**Work to complete**
Filter the entries below, keeping only lines with the word "Laminar".

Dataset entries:
┌────────

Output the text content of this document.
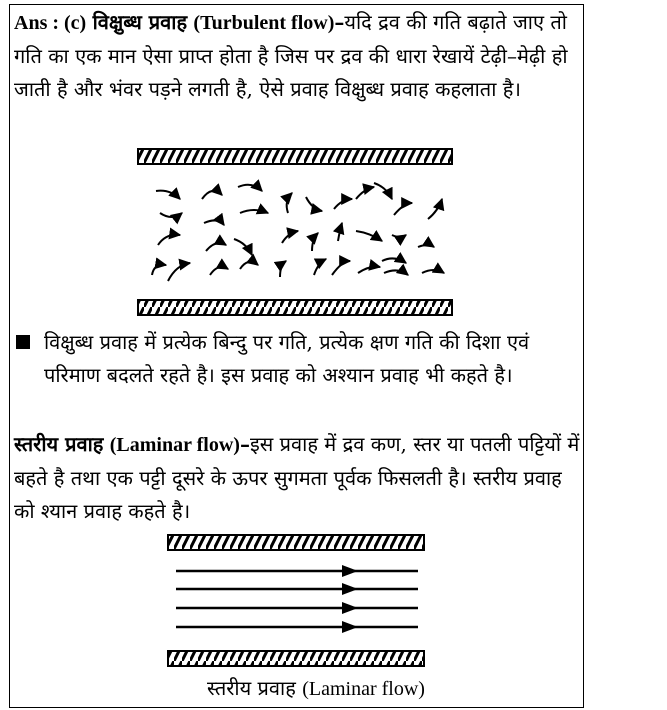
Ans : (c) विक्षुब्ध प्रवाह (Turbulent flow)–यदि द्रव की गति बढ़ाते जाए तो गति का एक मान ऐसा प्राप्त होता है जिस पर द्रव की धारा रेखायें टेढ़ी–मेढ़ी हो जाती है और भंवर पड़ने लगती है, ऐसे प्रवाह विक्षुब्ध प्रवाह कहलाता है।
विक्षुब्ध प्रवाह में प्रत्येक बिन्दु पर गति, प्रत्येक क्षण गति की दिशा एवं परिमाण बदलते रहते है। इस प्रवाह को अश्यान प्रवाह भी कहते है।
स्तरीय प्रवाह (Laminar flow)–इस प्रवाह में द्रव कण, स्तर या पतली पट्टियों में बहते है तथा एक पट्टी दूसरे के ऊपर सुगमता पूर्वक फिसलती है। स्तरीय प्रवाह को श्यान प्रवाह कहते है।
स्तरीय प्रवाह (Laminar flow)
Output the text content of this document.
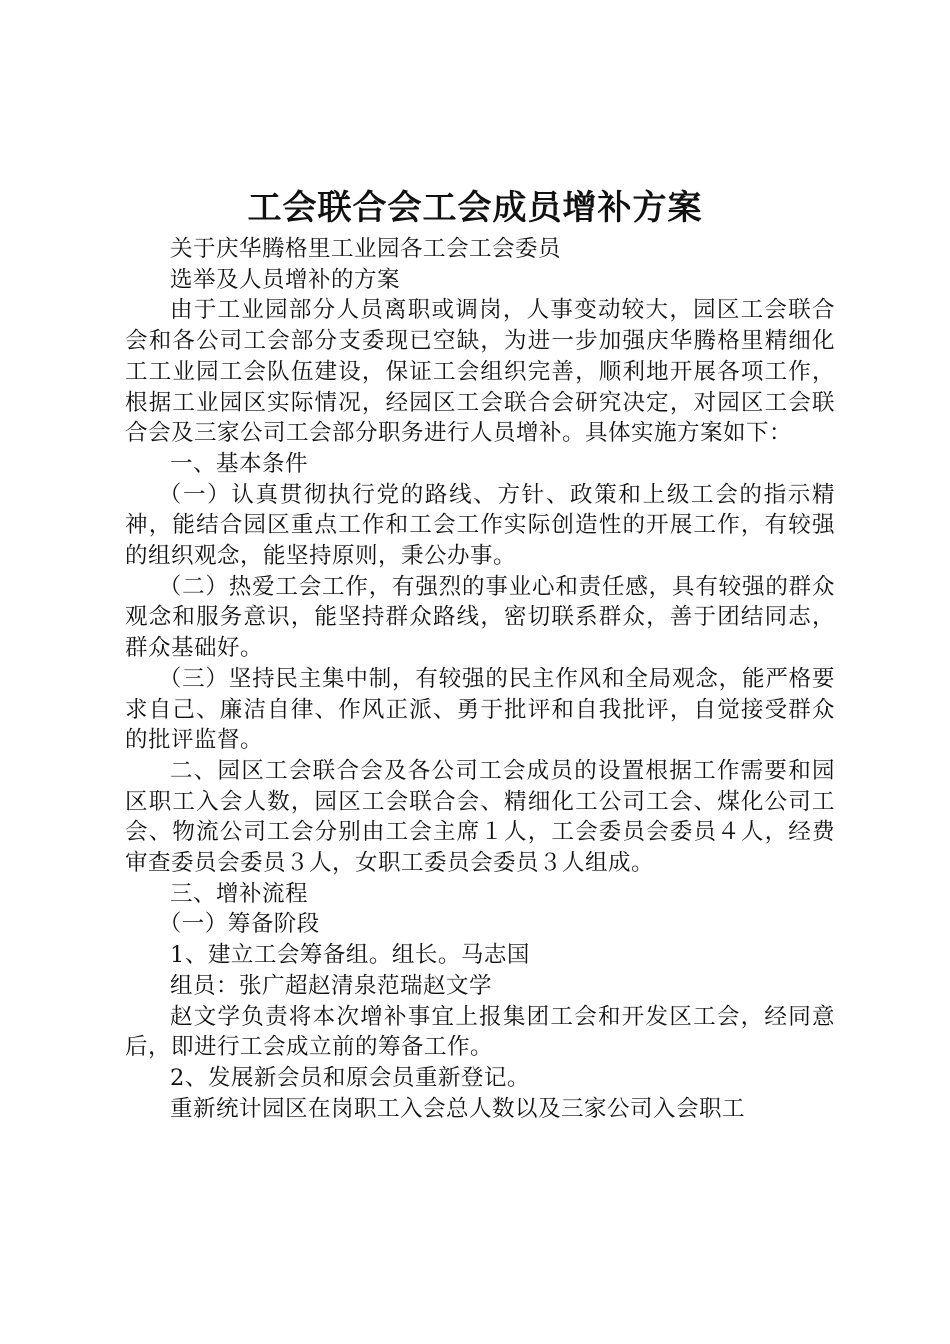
工会联合会工会成员增补方案

关于庆华腾格里工业园各工会工会委员

选举及人员增补的方案

由于工业园部分人员离职或调岗，人事变动较大，园区工会联合会和各公司工会部分支委现已空缺，为进一步加强庆华腾格里精细化工工业园工会队伍建设，保证工会组织完善，顺利地开展各项工作，根据工业园区实际情况，经园区工会联合会研究决定，对园区工会联合会及三家公司工会部分职务进行人员增补。具体实施方案如下：

一、基本条件

（一）认真贯彻执行党的路线、方针、政策和上级工会的指示精神，能结合园区重点工作和工会工作实际创造性的开展工作，有较强的组织观念，能坚持原则，秉公办事。

（二）热爱工会工作，有强烈的事业心和责任感，具有较强的群众观念和服务意识，能坚持群众路线，密切联系群众，善于团结同志，群众基础好。

（三）坚持民主集中制，有较强的民主作风和全局观念，能严格要求自己、廉洁自律、作风正派、勇于批评和自我批评，自觉接受群众的批评监督。

二、园区工会联合会及各公司工会成员的设置根据工作需要和园区职工入会人数，园区工会联合会、精细化工公司工会、煤化公司工会、物流公司工会分别由工会主席１人，工会委员会委员４人，经费审查委员会委员３人，女职工委员会委员３人组成。

三、增补流程

（一）筹备阶段

1、建立工会筹备组。组长。马志国

组员：张广超赵清泉范瑞赵文学

赵文学负责将本次增补事宜上报集团工会和开发区工会，经同意后，即进行工会成立前的筹备工作。

2、发展新会员和原会员重新登记。

重新统计园区在岗职工入会总人数以及三家公司入会职工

└────────

**Exercise output**
स्तरीय प्रवाह (Laminar flow)–इस प्रवाह में द्रव कण, स्तर या पतली पट्टियों में बहते है तथा एक पट्टी दूसरे के ऊपर सुगमता पूर्वक फिसलती है। स्तरीय प्रवाह को श्यान प्रवाह कहते है।
स्तरीय प्रवाह (Laminar flow)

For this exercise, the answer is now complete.